EXERCISE REQUIREMENTS:
Your task is to output the data exactly as it stands.

MATERIALS PROVIDED:
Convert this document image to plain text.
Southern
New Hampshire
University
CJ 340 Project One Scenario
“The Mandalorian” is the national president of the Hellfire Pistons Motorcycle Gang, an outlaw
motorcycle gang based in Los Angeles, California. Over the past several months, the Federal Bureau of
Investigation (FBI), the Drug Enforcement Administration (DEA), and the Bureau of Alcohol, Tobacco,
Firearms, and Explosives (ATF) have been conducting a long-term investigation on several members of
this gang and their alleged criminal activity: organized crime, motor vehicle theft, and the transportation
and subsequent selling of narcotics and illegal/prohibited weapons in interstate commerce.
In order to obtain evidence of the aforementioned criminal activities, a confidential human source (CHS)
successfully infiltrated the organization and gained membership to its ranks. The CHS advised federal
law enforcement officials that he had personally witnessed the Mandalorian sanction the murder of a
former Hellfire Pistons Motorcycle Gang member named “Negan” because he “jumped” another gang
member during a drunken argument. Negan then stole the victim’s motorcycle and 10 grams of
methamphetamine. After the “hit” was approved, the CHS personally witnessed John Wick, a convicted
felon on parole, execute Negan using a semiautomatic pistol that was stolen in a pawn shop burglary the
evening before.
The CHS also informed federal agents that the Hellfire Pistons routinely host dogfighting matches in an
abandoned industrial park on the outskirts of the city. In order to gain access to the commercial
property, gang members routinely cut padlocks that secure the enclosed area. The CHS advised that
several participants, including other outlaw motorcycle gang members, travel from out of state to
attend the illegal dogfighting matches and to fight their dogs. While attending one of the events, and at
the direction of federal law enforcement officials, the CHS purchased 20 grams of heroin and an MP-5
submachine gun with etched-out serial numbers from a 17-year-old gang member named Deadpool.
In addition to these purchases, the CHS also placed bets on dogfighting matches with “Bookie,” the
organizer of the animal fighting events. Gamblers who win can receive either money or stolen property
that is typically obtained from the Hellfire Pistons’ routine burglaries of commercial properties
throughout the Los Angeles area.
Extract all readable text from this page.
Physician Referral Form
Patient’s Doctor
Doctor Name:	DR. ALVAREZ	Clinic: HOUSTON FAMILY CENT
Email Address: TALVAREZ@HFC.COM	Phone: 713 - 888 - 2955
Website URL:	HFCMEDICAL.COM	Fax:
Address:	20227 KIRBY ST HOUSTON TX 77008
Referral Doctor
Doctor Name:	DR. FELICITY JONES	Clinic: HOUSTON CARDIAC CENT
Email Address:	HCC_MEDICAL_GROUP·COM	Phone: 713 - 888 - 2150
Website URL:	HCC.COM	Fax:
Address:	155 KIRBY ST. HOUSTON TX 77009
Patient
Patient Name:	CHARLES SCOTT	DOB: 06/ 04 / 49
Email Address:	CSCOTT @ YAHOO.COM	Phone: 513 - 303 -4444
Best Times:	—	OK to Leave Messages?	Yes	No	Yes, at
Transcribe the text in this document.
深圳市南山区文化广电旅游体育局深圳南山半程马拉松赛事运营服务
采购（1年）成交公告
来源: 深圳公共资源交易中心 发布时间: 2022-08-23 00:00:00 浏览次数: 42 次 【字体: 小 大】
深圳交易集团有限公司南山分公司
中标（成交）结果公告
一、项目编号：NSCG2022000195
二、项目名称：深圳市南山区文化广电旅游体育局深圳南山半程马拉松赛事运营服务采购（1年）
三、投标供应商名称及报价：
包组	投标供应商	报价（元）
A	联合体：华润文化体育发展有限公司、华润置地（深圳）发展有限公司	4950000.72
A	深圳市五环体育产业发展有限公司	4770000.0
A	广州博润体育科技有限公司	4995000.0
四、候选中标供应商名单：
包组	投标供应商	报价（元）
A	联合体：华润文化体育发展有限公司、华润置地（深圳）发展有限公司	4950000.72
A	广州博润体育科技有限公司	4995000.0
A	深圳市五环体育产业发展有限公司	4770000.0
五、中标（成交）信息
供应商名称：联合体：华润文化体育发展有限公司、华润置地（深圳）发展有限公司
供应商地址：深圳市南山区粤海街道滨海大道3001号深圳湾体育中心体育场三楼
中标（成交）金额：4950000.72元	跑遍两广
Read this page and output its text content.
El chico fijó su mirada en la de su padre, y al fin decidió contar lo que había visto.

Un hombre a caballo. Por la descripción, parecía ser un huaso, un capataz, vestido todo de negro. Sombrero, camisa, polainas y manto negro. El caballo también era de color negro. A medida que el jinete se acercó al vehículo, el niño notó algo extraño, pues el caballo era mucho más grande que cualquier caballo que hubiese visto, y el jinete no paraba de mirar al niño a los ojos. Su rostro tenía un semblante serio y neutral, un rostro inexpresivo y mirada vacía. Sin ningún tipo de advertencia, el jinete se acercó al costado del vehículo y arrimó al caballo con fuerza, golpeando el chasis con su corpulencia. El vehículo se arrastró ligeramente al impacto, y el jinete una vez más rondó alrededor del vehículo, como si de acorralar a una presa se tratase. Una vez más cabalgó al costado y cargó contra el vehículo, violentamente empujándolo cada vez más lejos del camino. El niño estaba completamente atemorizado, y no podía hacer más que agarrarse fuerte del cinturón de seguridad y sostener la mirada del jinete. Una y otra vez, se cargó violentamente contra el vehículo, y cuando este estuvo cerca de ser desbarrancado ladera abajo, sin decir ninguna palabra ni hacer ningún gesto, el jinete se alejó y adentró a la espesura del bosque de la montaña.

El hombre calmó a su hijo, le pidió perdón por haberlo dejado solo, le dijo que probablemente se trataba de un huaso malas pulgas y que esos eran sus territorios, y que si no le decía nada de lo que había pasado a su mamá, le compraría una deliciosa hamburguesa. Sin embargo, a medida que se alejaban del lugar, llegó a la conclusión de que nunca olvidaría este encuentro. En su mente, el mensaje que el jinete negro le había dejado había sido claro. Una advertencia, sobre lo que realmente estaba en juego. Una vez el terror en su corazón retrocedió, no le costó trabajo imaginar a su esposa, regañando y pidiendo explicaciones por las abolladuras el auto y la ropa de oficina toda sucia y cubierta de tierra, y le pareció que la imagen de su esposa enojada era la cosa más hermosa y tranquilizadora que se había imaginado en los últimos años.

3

THE COMPLETED TASK:
Convert this document image to plain text.
Southern
New Hampshire
University
CJ 340 Project One Scenario
“The Mandalorian” is the national president of the Hellfire Pistons Motorcycle Gang, an outlaw
motorcycle gang based in Los Angeles, California. Over the past several months, the Federal Bureau of
Investigation (FBI), the Drug Enforcement Administration (DEA), and the Bureau of Alcohol, Tobacco,
Firearms, and Explosives (ATF) have been conducting a long-term investigation on several members of
this gang and their alleged criminal activity: organized crime, motor vehicle theft, and the transportation
and subsequent selling of narcotics and illegal/prohibited weapons in interstate commerce.
In order to obtain evidence of the aforementioned criminal activities, a confidential human source (CHS)
successfully infiltrated the organization and gained membership to its ranks. The CHS advised federal
law enforcement officials that he had personally witnessed the Mandalorian sanction the murder of a
former Hellfire Pistons Motorcycle Gang member named “Negan” because he “jumped” another gang
member during a drunken argument. Negan then stole the victim’s motorcycle and 10 grams of
methamphetamine. After the “hit” was approved, the CHS personally witnessed John Wick, a convicted
felon on parole, execute Negan using a semiautomatic pistol that was stolen in a pawn shop burglary the
evening before.
The CHS also informed federal agents that the Hellfire Pistons routinely host dogfighting matches in an
abandoned industrial park on the outskirts of the city. In order to gain access to the commercial
property, gang members routinely cut padlocks that secure the enclosed area. The CHS advised that
several participants, including other outlaw motorcycle gang members, travel from out of state to
attend the illegal dogfighting matches and to fight their dogs. While attending one of the events, and at
the direction of federal law enforcement officials, the CHS purchased 20 grams of heroin and an MP-5
submachine gun with etched-out serial numbers from a 17-year-old gang member named Deadpool.
In addition to these purchases, the CHS also placed bets on dogfighting matches with “Bookie,” the
organizer of the animal fighting events. Gamblers who win can receive either money or stolen property
that is typically obtained from the Hellfire Pistons’ routine burglaries of commercial properties
throughout the Los Angeles area.
Extract all readable text from this page.
Physician Referral Form
Patient’s Doctor
Doctor Name:	DR. ALVAREZ	Clinic: HOUSTON FAMILY CENT
Email Address: TALVAREZ@HFC.COM	Phone: 713 - 888 - 2955
Website URL:	HFCMEDICAL.COM	Fax:
Address:	20227 KIRBY ST HOUSTON TX 77008
Referral Doctor
Doctor Name:	DR. FELICITY JONES	Clinic: HOUSTON CARDIAC CENT
Email Address:	HCC_MEDICAL_GROUP·COM	Phone: 713 - 888 - 2150
Website URL:	HCC.COM	Fax:
Address:	155 KIRBY ST. HOUSTON TX 77009
Patient
Patient Name:	CHARLES SCOTT	DOB: 06/ 04 / 49
Email Address:	CSCOTT @ YAHOO.COM	Phone: 513 - 303 -4444
Best Times:	—	OK to Leave Messages?	Yes	No	Yes, at
Transcribe the text in this document.
深圳市南山区文化广电旅游体育局深圳南山半程马拉松赛事运营服务
采购（1年）成交公告
来源: 深圳公共资源交易中心 发布时间: 2022-08-23 00:00:00 浏览次数: 42 次 【字体: 小 大】
深圳交易集团有限公司南山分公司
中标（成交）结果公告
一、项目编号：NSCG2022000195
二、项目名称：深圳市南山区文化广电旅游体育局深圳南山半程马拉松赛事运营服务采购（1年）
三、投标供应商名称及报价：
包组	投标供应商	报价（元）
A	联合体：华润文化体育发展有限公司、华润置地（深圳）发展有限公司	4950000.72
A	深圳市五环体育产业发展有限公司	4770000.0
A	广州博润体育科技有限公司	4995000.0
四、候选中标供应商名单：
包组	投标供应商	报价（元）
A	联合体：华润文化体育发展有限公司、华润置地（深圳）发展有限公司	4950000.72
A	广州博润体育科技有限公司	4995000.0
A	深圳市五环体育产业发展有限公司	4770000.0
五、中标（成交）信息
供应商名称：联合体：华润文化体育发展有限公司、华润置地（深圳）发展有限公司
供应商地址：深圳市南山区粤海街道滨海大道3001号深圳湾体育中心体育场三楼
中标（成交）金额：4950000.72元	跑遍两广
Read this page and output its text content.
El chico fijó su mirada en la de su padre, y al fin decidió contar lo que había visto.

Un hombre a caballo. Por la descripción, parecía ser un huaso, un capataz, vestido todo de negro. Sombrero, camisa, polainas y manto negro. El caballo también era de color negro. A medida que el jinete se acercó al vehículo, el niño notó algo extraño, pues el caballo era mucho más grande que cualquier caballo que hubiese visto, y el jinete no paraba de mirar al niño a los ojos. Su rostro tenía un semblante serio y neutral, un rostro inexpresivo y mirada vacía. Sin ningún tipo de advertencia, el jinete se acercó al costado del vehículo y arrimó al caballo con fuerza, golpeando el chasis con su corpulencia. El vehículo se arrastró ligeramente al impacto, y el jinete una vez más rondó alrededor del vehículo, como si de acorralar a una presa se tratase. Una vez más cabalgó al costado y cargó contra el vehículo, violentamente empujándolo cada vez más lejos del camino. El niño estaba completamente atemorizado, y no podía hacer más que agarrarse fuerte del cinturón de seguridad y sostener la mirada del jinete. Una y otra vez, se cargó violentamente contra el vehículo, y cuando este estuvo cerca de ser desbarrancado ladera abajo, sin decir ninguna palabra ni hacer ningún gesto, el jinete se alejó y adentró a la espesura del bosque de la montaña.

El hombre calmó a su hijo, le pidió perdón por haberlo dejado solo, le dijo que probablemente se trataba de un huaso malas pulgas y que esos eran sus territorios, y que si no le decía nada de lo que había pasado a su mamá, le compraría una deliciosa hamburguesa. Sin embargo, a medida que se alejaban del lugar, llegó a la conclusión de que nunca olvidaría este encuentro. En su mente, el mensaje que el jinete negro le había dejado había sido claro. Una advertencia, sobre lo que realmente estaba en juego. Una vez el terror en su corazón retrocedió, no le costó trabajo imaginar a su esposa, regañando y pidiendo explicaciones por las abolladuras el auto y la ropa de oficina toda sucia y cubierta de tierra, y le pareció que la imagen de su esposa enojada era la cosa más hermosa y tranquilizadora que se había imaginado en los últimos años.

3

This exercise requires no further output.